* **Instruction**
Wherever the word "sekali" appears in a line, copy that line.

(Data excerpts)
▼
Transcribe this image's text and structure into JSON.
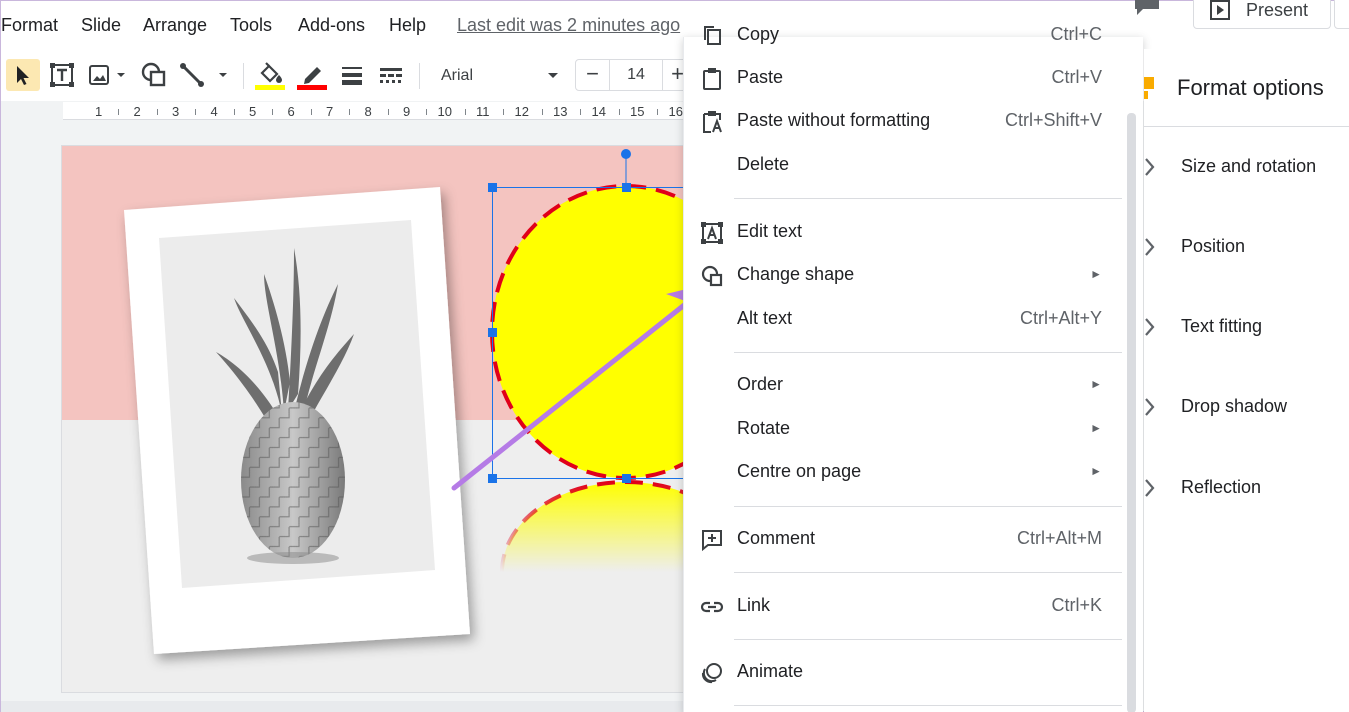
{
  "menubar": {
    "items": [
      "Format",
      "Slide",
      "Arrange",
      "Tools",
      "Add-ons",
      "Help"
    ],
    "last_edit": "Last edit was 2 minutes ago",
    "present_label": "Present"
  },
  "toolbar": {
    "font_name": "Arial",
    "font_size": "14",
    "minus": "−",
    "plus": "+",
    "fill_color": "#ffff00",
    "border_color": "#ff0000"
  },
  "ruler": {
    "numbers": [
      "1",
      "2",
      "3",
      "4",
      "5",
      "6",
      "7",
      "8",
      "9",
      "10",
      "11",
      "12",
      "13",
      "14",
      "15",
      "16"
    ]
  },
  "context_menu": {
    "copy": {
      "label": "Copy",
      "shortcut": "Ctrl+C"
    },
    "paste": {
      "label": "Paste",
      "shortcut": "Ctrl+V"
    },
    "paste_plain": {
      "label": "Paste without formatting",
      "shortcut": "Ctrl+Shift+V"
    },
    "delete": {
      "label": "Delete"
    },
    "edit_text": {
      "label": "Edit text"
    },
    "change_shape": {
      "label": "Change shape",
      "arrow": "►"
    },
    "alt_text": {
      "label": "Alt text",
      "shortcut": "Ctrl+Alt+Y"
    },
    "order": {
      "label": "Order",
      "arrow": "►"
    },
    "rotate": {
      "label": "Rotate",
      "arrow": "►"
    },
    "centre": {
      "label": "Centre on page",
      "arrow": "►"
    },
    "comment": {
      "label": "Comment",
      "shortcut": "Ctrl+Alt+M"
    },
    "link": {
      "label": "Link",
      "shortcut": "Ctrl+K"
    },
    "animate": {
      "label": "Animate"
    }
  },
  "format_panel": {
    "title": "Format options",
    "sections": [
      "Size and rotation",
      "Position",
      "Text fitting",
      "Drop shadow",
      "Reflection"
    ]
  },
  "colors": {
    "slide_top": "#f4c4c0",
    "shape_fill": "#ffff00",
    "shape_border": "#e0001a",
    "selection": "#1a73e8",
    "annotation_arrow": "#b57be6"
  }
}
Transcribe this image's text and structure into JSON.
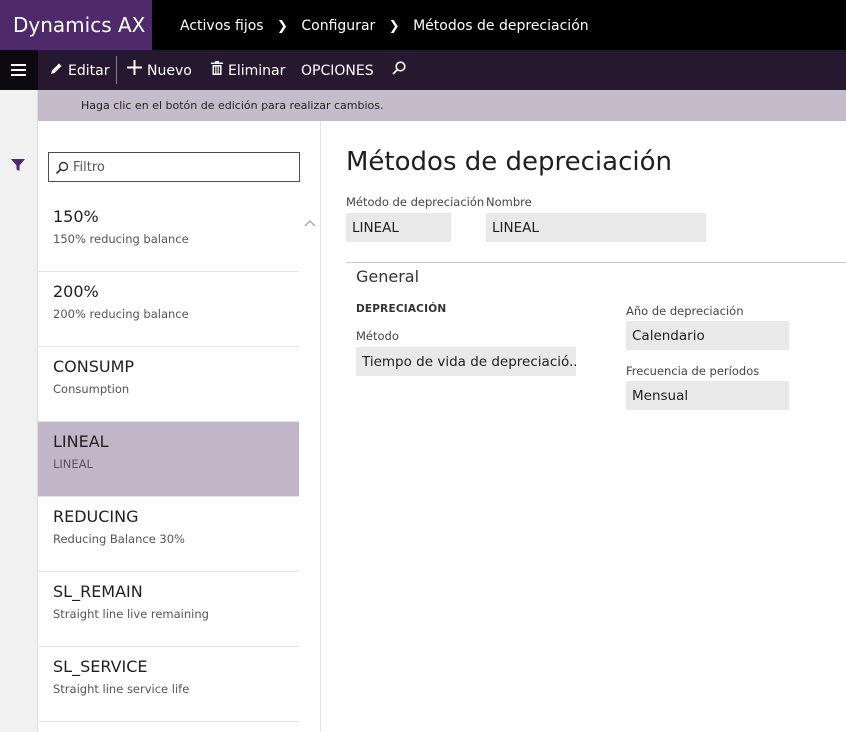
{
  "app": {
    "brand": "Dynamics AX"
  },
  "breadcrumb": [
    "Activos fijos",
    "Configurar",
    "Métodos de depreciación"
  ],
  "toolbar": {
    "edit_label": "Editar",
    "new_label": "Nuevo",
    "delete_label": "Eliminar",
    "options_label": "OPCIONES"
  },
  "message": "Haga clic en el botón de edición para realizar cambios.",
  "filter": {
    "placeholder": "Filtro"
  },
  "list": {
    "items": [
      {
        "code": "150%",
        "desc": "150% reducing balance",
        "selected": false
      },
      {
        "code": "200%",
        "desc": "200% reducing balance",
        "selected": false
      },
      {
        "code": "CONSUMP",
        "desc": "Consumption",
        "selected": false
      },
      {
        "code": "LINEAL",
        "desc": "LINEAL",
        "selected": true
      },
      {
        "code": "REDUCING",
        "desc": "Reducing Balance 30%",
        "selected": false
      },
      {
        "code": "SL_REMAIN",
        "desc": "Straight line live remaining",
        "selected": false
      },
      {
        "code": "SL_SERVICE",
        "desc": "Straight line service life",
        "selected": false
      }
    ]
  },
  "detail": {
    "title": "Métodos de depreciación",
    "method_label": "Método de depreciación",
    "method_value": "LINEAL",
    "name_label": "Nombre",
    "name_value": "LINEAL",
    "general_section": "General",
    "depreciation_heading": "DEPRECIACIÓN",
    "metodo_label": "Método",
    "metodo_value": "Tiempo de vida de depreciació...",
    "year_label": "Año de depreciación",
    "year_value": "Calendario",
    "freq_label": "Frecuencia de períodos",
    "freq_value": "Mensual"
  },
  "colors": {
    "brand_bg": "#4f2a6b",
    "actionbar_bg": "#26182f",
    "message_bg": "#c5bccb",
    "selected_bg": "#c1b6c8",
    "filter_icon": "#4f2a6b"
  },
  "icons": [
    "menu-icon",
    "edit-icon",
    "add-icon",
    "delete-icon",
    "search-icon",
    "filter-icon",
    "chevron-up-icon"
  ]
}
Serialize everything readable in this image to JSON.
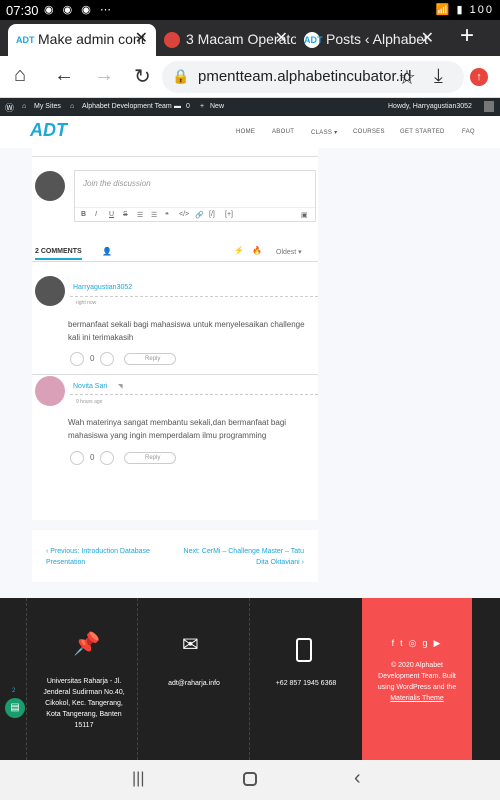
{
  "status_bar": {
    "time": "07:30",
    "icons_left": "◉ ◉ ◉ ⋯",
    "icons_right": "📶 ▮ 100"
  },
  "tabs": [
    {
      "label": "Make admin cont",
      "active": true,
      "favicon": "adt-logo-icon"
    },
    {
      "label": "3 Macam Operato",
      "active": false,
      "favicon": "operator-icon"
    },
    {
      "label": "Posts ‹ Alphabet",
      "active": false,
      "favicon": "adt-logo-icon"
    }
  ],
  "new_tab_label": "+",
  "address_bar": {
    "url": "pmentteam.alphabetincubator.id"
  },
  "wp_admin_bar": {
    "my_sites": "My Sites",
    "site_name": "Alphabet Development Team",
    "comments_count": "0",
    "new_label": "New",
    "howdy": "Howdy, Harryagustian3052"
  },
  "site": {
    "logo_text": "ADT",
    "menu": [
      "HOME",
      "ABOUT",
      "CLASS ▾",
      "COURSES",
      "GET STARTED",
      "FAQ"
    ]
  },
  "discussion": {
    "placeholder": "Join the discussion",
    "toolbar": [
      "B",
      "I",
      "U",
      "S",
      "☰",
      "☰",
      "❝",
      "</>",
      "🔗",
      "[/]",
      "[+]"
    ],
    "comments_tab": "2 COMMENTS",
    "sort_label": "Oldest ▾"
  },
  "comments": [
    {
      "author": "Harryagustian3052",
      "time": "right now",
      "text": "bermanfaat sekali bagi mahasiswa untuk menyelesaikan challenge kali ini terimakasih",
      "votes": "0",
      "reply_label": "Reply"
    },
    {
      "author": "Novita Sari",
      "time": "9 hours ago",
      "text": "Wah materinya sangat membantu sekali,dan bermanfaat bagi mahasiswa yang ingin memperdalam ilmu programming",
      "votes": "0",
      "reply_label": "Reply"
    }
  ],
  "post_nav": {
    "prev": "‹  Previous: Introduction Database Presentation",
    "next": "Next: CerMi – Challenge Master – Tatu Dita Oktaviani  ›"
  },
  "footer": {
    "address": "Universitas Raharja - Jl. Jenderal Sudirman No.40, Cikokol, Kec. Tangerang, Kota Tangerang, Banten 15117",
    "email": "adt@raharja.info",
    "phone": "+62 857 1945 6368",
    "copyright": "© 2020 Alphabet Development Team. Built using WordPress and the",
    "theme_link": "Materialis Theme",
    "social_icons": [
      "facebook-icon",
      "twitter-icon",
      "instagram-icon",
      "google-plus-icon",
      "youtube-icon"
    ]
  },
  "chat_badge": "2",
  "colors": {
    "accent": "#1fa7d8",
    "footer_red": "#f54f4f",
    "footer_bg": "#212121"
  }
}
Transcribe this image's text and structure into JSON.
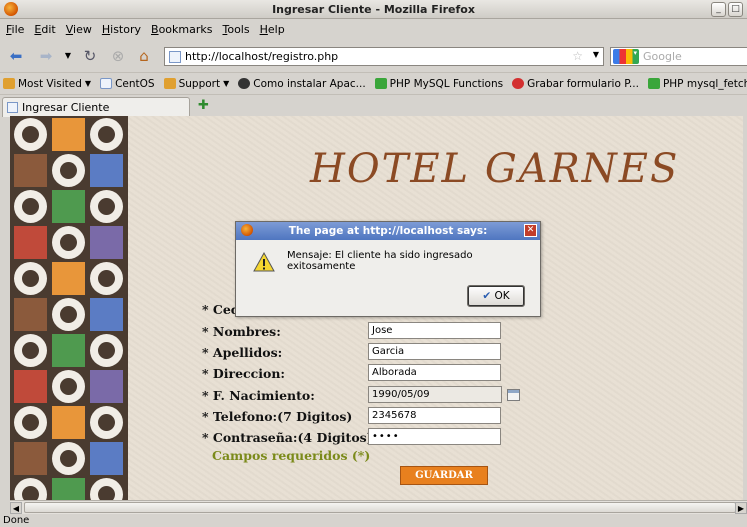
▲
* **Reply to the task**
      "text": "bermanfaat sekali bagi mahasiswa untuk menyelesaikan challenge kali ini terimakasih",
      "text": "Wah materinya sangat membantu sekali,dan bermanfaat bagi mahasiswa yang ingin memperdalam ilmu programming",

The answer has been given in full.